— DESAFIO —
Dê sequência ao artigo sobre o controle da informação pela publicidade, escrevendo a partir da última frase que aparece.

— TEXTO SELECIONADO —
══════════

Friday, 19 de April de 2024 ISSN 1519-7670 - Ano 24 - nº 1284

A palavra como aspecto da realidade regida pela publicidade

Hoje, com o crescimento vertiginoso da internet, existe grande preocupação
com o seu controle, tornando-se não só instrumento de democratização da
informação, mas eficiente meio de domínio da opinião pública.


Esta discussão do controle da informação é antiga e logo depois da Segunda
Guerra Mundial refletia-se na literatura e no cinema com obras como o
romance Fahrenheit 451, de Ray Bradbury, lançado em 1953 e adaptado
magnificamente para o cinema em 1966, sob a direção de François Truffaut. Esta
época também ficou marcada pelo romance 1984, escrito por George Orwell em
1949. Nestas obras, a cultura era perseguida implacavelmente, realidades
imaginárias tornavam-se verdades e tudo era controlado por meios eletrônicos. Em
certo sentido, a nossa televisão exerce um enorme controle sobre a opinião
pública, favorecendo versões de interesse dos seus patrocinadores, sejam marcas
comerciais ou forças políticas que dominam a sociedade de uma maneira não
democrática.


O segmento cultural mais vulnerável


Com o avanço da internet, as coisas podem piorar, já que assistimos entre as
novas gerações a um acentuado declínio dos hábitos de leitura de documentos
impressos – sejam livros, revistas ou jornais –, ficando fortemente dependentes
das informações que chegam às suas mãos, muitas vezes de uma forma passiva, pela
internet. Com o desprestígio das obras escritas e com a ausência de reflexões
mais profundas, o domínio dos patrocinadores tende a ser absoluto, ditando a
moda, dizendo o que comer, favorecendo preconceitos, elegendo políticos e assim
por diante, já que tudo terá maior credibilidade sob o manto de alguma grande
empresa telefônica que promova espetáculos com superstars do que na
palavra de um pensador independente e pouco conhecido que usa como arma apenas o
apelo para a reflexão.


Isto pode ser visto com o abandono criminoso da nossa cultura, dos museus,
centros culturais, bibliotecas, universidades e total ausência de políticas
sérias de educação e promoção social. Essa situação de terra arrasada na área
cultural – uma das tristes marcas dos governos populistas de hoje, que acabam se
aliando às elites mais atrasadas do país em sua busca, sem pudor ético, pelo
poder e controle de opinião – pode agravar estes processos.

══════════

— MATERIAL —

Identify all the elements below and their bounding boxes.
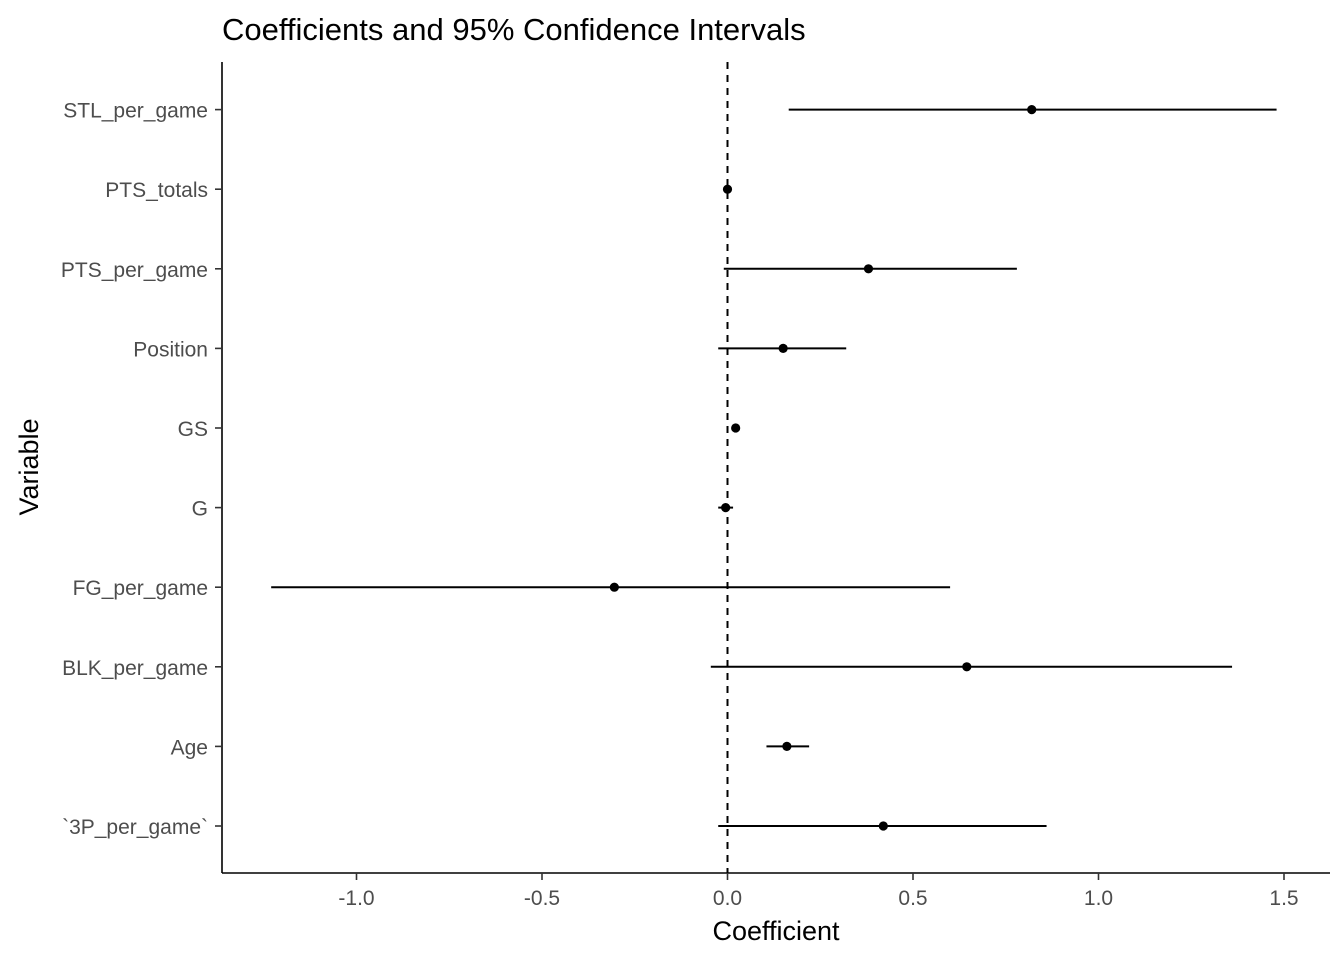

══════════

— RESULTADO —
Essa pobreza cultural ainda é agravada pela campanha midiática que
transformou, por exemplo, o que deveria ser uma feira literária em Paraty, em um
grande programa de auditório, onde o mais importante eram os ternos de famoso
jornalista americano, desavenças conjugais entre escritores ou o assédio por
admiradoras de um famoso compositor-cantor eleito pela crítica dita ‘séria’ como
o maior escritor deste início de século.


Neste sentido, vamos falar um pouco das preocupações que a literatura, o
segmento cultural mais vulnerável a um possível controle de opinião, tem desta
problemática.


Uma biblioteca infinita


Para isto, convido-os a ler, ou reler, o conto Biblioteca de Babel de
Jorge Luis Borges, escrito em 1941 (publicado em Ficções, Companhia das
Letras, 2007), e o ensaio ‘Uma Carta para Borges’, escrito em 1996 por Susan
Sontag (publicado em Questão de Ênfase, Companhia das Letras, 2005).


Borges usa a imagem de uma biblioteca como uma metáfora do universo, da
humanidade e de sua criação. Após dez anos da morte de Borges, Susan Sontag fez
uma grande homenagem à sua genialidade com este ensaio, em forma de uma carta
pessoal, onde deixa transparecer as suas preocupações com os livros, a cultura e
a liberdade de expressão. Abaixo transcrevo algumas das palavras desta escritora
que conseguem falar muito mais do que os meus comentários.




‘… Se os livros desaparecerem, a história desaparecerá, e os seres humanos
também. Tenho certeza de que você tem razão. Livros não são apenas a suma
arbitrária de nossos sonhos e de nossa memória… Eles nos dão também o modelo
da autotranscendência…


… Lamento ter de dizer a você que os livros, hoje, são tidos como uma
espécie ameaçada…


… Em breve, nos dizem, invocaremos em `telas-livro´ quaisquer `textos´ que
quisermos e poderemos alterar seu aspecto, fazer perguntas a eles, `interagir´.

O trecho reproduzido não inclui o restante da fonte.